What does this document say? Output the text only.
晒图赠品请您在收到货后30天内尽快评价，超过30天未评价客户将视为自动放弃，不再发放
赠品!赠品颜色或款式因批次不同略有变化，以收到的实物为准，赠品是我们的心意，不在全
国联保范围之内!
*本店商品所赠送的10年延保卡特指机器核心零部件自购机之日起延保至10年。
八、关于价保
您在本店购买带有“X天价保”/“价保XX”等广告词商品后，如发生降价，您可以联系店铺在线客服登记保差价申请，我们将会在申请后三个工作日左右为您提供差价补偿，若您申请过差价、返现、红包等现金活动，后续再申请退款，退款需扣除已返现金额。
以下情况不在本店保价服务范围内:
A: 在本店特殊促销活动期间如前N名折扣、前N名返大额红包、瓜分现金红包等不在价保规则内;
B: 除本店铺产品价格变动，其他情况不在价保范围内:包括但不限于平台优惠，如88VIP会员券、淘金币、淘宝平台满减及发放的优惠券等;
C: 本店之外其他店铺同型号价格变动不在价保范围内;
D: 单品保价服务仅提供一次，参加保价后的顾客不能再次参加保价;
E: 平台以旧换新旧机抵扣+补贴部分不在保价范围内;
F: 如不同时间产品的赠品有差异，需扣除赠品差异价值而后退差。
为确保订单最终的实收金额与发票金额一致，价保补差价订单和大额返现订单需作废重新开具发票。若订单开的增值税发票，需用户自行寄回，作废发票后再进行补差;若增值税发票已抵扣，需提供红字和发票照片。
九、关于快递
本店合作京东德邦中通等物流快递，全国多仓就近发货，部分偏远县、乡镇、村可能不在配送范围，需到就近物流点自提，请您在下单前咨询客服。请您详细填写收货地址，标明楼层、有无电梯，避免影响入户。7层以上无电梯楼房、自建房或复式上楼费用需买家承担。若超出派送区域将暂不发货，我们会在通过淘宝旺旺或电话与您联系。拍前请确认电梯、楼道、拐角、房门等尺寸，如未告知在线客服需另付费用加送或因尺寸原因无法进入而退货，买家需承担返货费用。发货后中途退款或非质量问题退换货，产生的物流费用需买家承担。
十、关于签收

## Written task:
Copy out the whole listing, exactly as written.

## Written answer:
What does this document say? Output the text only.
晒图赠品请您在收到货后30天内尽快评价，超过30天未评价客户将视为自动放弃，不再发放
赠品!赠品颜色或款式因批次不同略有变化，以收到的实物为准，赠品是我们的心意，不在全
国联保范围之内!
*本店商品所赠送的10年延保卡特指机器核心零部件自购机之日起延保至10年。
八、关于价保
您在本店购买带有“X天价保”/“价保XX”等广告词商品后，如发生降价，您可以联系店铺在线客服登记保差价申请，我们将会在申请后三个工作日左右为您提供差价补偿，若您申请过差价、返现、红包等现金活动，后续再申请退款，退款需扣除已返现金额。
以下情况不在本店保价服务范围内:
A: 在本店特殊促销活动期间如前N名折扣、前N名返大额红包、瓜分现金红包等不在价保规则内;
B: 除本店铺产品价格变动，其他情况不在价保范围内:包括但不限于平台优惠，如88VIP会员券、淘金币、淘宝平台满减及发放的优惠券等;
C: 本店之外其他店铺同型号价格变动不在价保范围内;
D: 单品保价服务仅提供一次，参加保价后的顾客不能再次参加保价;
E: 平台以旧换新旧机抵扣+补贴部分不在保价范围内;
F: 如不同时间产品的赠品有差异，需扣除赠品差异价值而后退差。
为确保订单最终的实收金额与发票金额一致，价保补差价订单和大额返现订单需作废重新开具发票。若订单开的增值税发票，需用户自行寄回，作废发票后再进行补差;若增值税发票已抵扣，需提供红字和发票照片。
九、关于快递
本店合作京东德邦中通等物流快递，全国多仓就近发货，部分偏远县、乡镇、村可能不在配送范围，需到就近物流点自提，请您在下单前咨询客服。请您详细填写收货地址，标明楼层、有无电梯，避免影响入户。7层以上无电梯楼房、自建房或复式上楼费用需买家承担。若超出派送区域将暂不发货，我们会在通过淘宝旺旺或电话与您联系。拍前请确认电梯、楼道、拐角、房门等尺寸，如未告知在线客服需另付费用加送或因尺寸原因无法进入而退货，买家需承担返货费用。发货后中途退款或非质量问题退换货，产生的物流费用需买家承担。
十、关于签收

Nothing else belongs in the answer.